Dataset items

'''

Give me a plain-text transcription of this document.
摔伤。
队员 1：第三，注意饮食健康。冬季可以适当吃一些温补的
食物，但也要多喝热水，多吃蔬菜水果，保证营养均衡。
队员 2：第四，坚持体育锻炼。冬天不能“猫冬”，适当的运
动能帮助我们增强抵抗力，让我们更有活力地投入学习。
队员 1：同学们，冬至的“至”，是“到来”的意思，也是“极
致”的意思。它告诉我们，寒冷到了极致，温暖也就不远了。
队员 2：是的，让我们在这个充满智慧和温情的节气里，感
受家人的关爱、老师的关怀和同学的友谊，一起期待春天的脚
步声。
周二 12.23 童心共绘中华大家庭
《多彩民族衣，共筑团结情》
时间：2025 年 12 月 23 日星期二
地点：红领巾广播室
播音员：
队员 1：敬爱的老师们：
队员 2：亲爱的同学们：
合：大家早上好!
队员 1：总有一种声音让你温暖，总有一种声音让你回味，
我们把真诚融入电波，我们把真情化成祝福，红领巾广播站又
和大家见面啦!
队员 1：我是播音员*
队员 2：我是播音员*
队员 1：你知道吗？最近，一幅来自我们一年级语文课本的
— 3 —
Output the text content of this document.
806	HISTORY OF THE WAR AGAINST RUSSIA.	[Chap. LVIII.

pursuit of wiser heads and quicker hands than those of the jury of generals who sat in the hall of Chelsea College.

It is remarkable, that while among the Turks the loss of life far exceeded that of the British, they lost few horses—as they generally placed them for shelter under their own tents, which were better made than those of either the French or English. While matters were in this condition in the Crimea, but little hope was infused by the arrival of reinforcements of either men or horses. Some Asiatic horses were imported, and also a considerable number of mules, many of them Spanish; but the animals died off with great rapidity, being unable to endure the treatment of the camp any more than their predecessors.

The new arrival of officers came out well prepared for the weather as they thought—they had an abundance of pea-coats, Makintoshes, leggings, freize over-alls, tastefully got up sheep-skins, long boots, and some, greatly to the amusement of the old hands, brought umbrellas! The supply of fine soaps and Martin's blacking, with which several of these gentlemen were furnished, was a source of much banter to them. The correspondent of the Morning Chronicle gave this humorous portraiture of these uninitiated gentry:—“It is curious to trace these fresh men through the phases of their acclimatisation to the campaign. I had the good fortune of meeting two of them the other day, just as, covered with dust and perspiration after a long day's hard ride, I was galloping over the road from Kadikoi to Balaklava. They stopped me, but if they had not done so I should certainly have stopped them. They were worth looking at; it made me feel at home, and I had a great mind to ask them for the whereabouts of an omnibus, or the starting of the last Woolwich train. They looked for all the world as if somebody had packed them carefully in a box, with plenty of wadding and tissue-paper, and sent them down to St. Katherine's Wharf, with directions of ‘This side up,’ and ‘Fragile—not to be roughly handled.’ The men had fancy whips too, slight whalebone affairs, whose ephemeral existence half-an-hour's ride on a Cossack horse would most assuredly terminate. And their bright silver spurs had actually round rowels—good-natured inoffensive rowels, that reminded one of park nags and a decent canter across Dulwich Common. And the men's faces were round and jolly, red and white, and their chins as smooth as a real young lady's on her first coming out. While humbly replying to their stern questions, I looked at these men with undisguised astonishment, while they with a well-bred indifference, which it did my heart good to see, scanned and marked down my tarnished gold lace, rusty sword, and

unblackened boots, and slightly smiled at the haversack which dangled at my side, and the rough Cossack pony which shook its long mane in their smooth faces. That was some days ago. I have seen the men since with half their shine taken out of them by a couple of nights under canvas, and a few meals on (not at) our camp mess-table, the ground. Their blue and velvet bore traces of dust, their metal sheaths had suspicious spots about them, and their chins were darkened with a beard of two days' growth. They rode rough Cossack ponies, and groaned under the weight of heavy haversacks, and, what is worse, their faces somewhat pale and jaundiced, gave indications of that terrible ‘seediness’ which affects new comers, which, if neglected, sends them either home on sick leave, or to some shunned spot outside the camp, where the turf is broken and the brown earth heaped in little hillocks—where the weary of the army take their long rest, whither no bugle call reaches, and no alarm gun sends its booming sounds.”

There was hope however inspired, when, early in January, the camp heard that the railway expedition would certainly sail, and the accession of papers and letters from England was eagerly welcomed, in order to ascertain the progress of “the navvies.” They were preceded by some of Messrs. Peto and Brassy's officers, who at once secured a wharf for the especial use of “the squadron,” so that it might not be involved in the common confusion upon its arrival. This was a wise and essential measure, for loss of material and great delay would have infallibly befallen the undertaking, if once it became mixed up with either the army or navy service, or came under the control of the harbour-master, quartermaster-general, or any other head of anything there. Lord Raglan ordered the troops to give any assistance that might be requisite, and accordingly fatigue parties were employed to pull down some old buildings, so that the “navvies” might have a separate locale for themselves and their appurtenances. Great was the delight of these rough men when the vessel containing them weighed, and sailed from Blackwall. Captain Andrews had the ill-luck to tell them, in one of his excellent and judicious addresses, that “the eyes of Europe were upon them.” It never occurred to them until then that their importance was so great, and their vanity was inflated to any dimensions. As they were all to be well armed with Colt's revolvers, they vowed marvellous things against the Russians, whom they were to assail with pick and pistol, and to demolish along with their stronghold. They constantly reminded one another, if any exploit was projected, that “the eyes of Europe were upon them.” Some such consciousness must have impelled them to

'''

Give the entries once more, exactly as they appear.

*Solution to this exercise:*
Give me a plain-text transcription of this document.
摔伤。
队员 1：第三，注意饮食健康。冬季可以适当吃一些温补的
食物，但也要多喝热水，多吃蔬菜水果，保证营养均衡。
队员 2：第四，坚持体育锻炼。冬天不能“猫冬”，适当的运
动能帮助我们增强抵抗力，让我们更有活力地投入学习。
队员 1：同学们，冬至的“至”，是“到来”的意思，也是“极
致”的意思。它告诉我们，寒冷到了极致，温暖也就不远了。
队员 2：是的，让我们在这个充满智慧和温情的节气里，感
受家人的关爱、老师的关怀和同学的友谊，一起期待春天的脚
步声。
周二 12.23 童心共绘中华大家庭
《多彩民族衣，共筑团结情》
时间：2025 年 12 月 23 日星期二
地点：红领巾广播室
播音员：
队员 1：敬爱的老师们：
队员 2：亲爱的同学们：
合：大家早上好!
队员 1：总有一种声音让你温暖，总有一种声音让你回味，
我们把真诚融入电波，我们把真情化成祝福，红领巾广播站又
和大家见面啦!
队员 1：我是播音员*
队员 2：我是播音员*
队员 1：你知道吗？最近，一幅来自我们一年级语文课本的
— 3 —
Output the text content of this document.
806	HISTORY OF THE WAR AGAINST RUSSIA.	[Chap. LVIII.

pursuit of wiser heads and quicker hands than those of the jury of generals who sat in the hall of Chelsea College.

It is remarkable, that while among the Turks the loss of life far exceeded that of the British, they lost few horses—as they generally placed them for shelter under their own tents, which were better made than those of either the French or English. While matters were in this condition in the Crimea, but little hope was infused by the arrival of reinforcements of either men or horses. Some Asiatic horses were imported, and also a considerable number of mules, many of them Spanish; but the animals died off with great rapidity, being unable to endure the treatment of the camp any more than their predecessors.

The new arrival of officers came out well prepared for the weather as they thought—they had an abundance of pea-coats, Makintoshes, leggings, freize over-alls, tastefully got up sheep-skins, long boots, and some, greatly to the amusement of the old hands, brought umbrellas! The supply of fine soaps and Martin's blacking, with which several of these gentlemen were furnished, was a source of much banter to them. The correspondent of the Morning Chronicle gave this humorous portraiture of these uninitiated gentry:—“It is curious to trace these fresh men through the phases of their acclimatisation to the campaign. I had the good fortune of meeting two of them the other day, just as, covered with dust and perspiration after a long day's hard ride, I was galloping over the road from Kadikoi to Balaklava. They stopped me, but if they had not done so I should certainly have stopped them. They were worth looking at; it made me feel at home, and I had a great mind to ask them for the whereabouts of an omnibus, or the starting of the last Woolwich train. They looked for all the world as if somebody had packed them carefully in a box, with plenty of wadding and tissue-paper, and sent them down to St. Katherine's Wharf, with directions of ‘This side up,’ and ‘Fragile—not to be roughly handled.’ The men had fancy whips too, slight whalebone affairs, whose ephemeral existence half-an-hour's ride on a Cossack horse would most assuredly terminate. And their bright silver spurs had actually round rowels—good-natured inoffensive rowels, that reminded one of park nags and a decent canter across Dulwich Common. And the men's faces were round and jolly, red and white, and their chins as smooth as a real young lady's on her first coming out. While humbly replying to their stern questions, I looked at these men with undisguised astonishment, while they with a well-bred indifference, which it did my heart good to see, scanned and marked down my tarnished gold lace, rusty sword, and

unblackened boots, and slightly smiled at the haversack which dangled at my side, and the rough Cossack pony which shook its long mane in their smooth faces. That was some days ago. I have seen the men since with half their shine taken out of them by a couple of nights under canvas, and a few meals on (not at) our camp mess-table, the ground. Their blue and velvet bore traces of dust, their metal sheaths had suspicious spots about them, and their chins were darkened with a beard of two days' growth. They rode rough Cossack ponies, and groaned under the weight of heavy haversacks, and, what is worse, their faces somewhat pale and jaundiced, gave indications of that terrible ‘seediness’ which affects new comers, which, if neglected, sends them either home on sick leave, or to some shunned spot outside the camp, where the turf is broken and the brown earth heaped in little hillocks—where the weary of the army take their long rest, whither no bugle call reaches, and no alarm gun sends its booming sounds.”

There was hope however inspired, when, early in January, the camp heard that the railway expedition would certainly sail, and the accession of papers and letters from England was eagerly welcomed, in order to ascertain the progress of “the navvies.” They were preceded by some of Messrs. Peto and Brassy's officers, who at once secured a wharf for the especial use of “the squadron,” so that it might not be involved in the common confusion upon its arrival. This was a wise and essential measure, for loss of material and great delay would have infallibly befallen the undertaking, if once it became mixed up with either the army or navy service, or came under the control of the harbour-master, quartermaster-general, or any other head of anything there. Lord Raglan ordered the troops to give any assistance that might be requisite, and accordingly fatigue parties were employed to pull down some old buildings, so that the “navvies” might have a separate locale for themselves and their appurtenances. Great was the delight of these rough men when the vessel containing them weighed, and sailed from Blackwall. Captain Andrews had the ill-luck to tell them, in one of his excellent and judicious addresses, that “the eyes of Europe were upon them.” It never occurred to them until then that their importance was so great, and their vanity was inflated to any dimensions. As they were all to be well armed with Colt's revolvers, they vowed marvellous things against the Russians, whom they were to assail with pick and pistol, and to demolish along with their stronghold. They constantly reminded one another, if any exploit was projected, that “the eyes of Europe were upon them.” Some such consciousness must have impelled them to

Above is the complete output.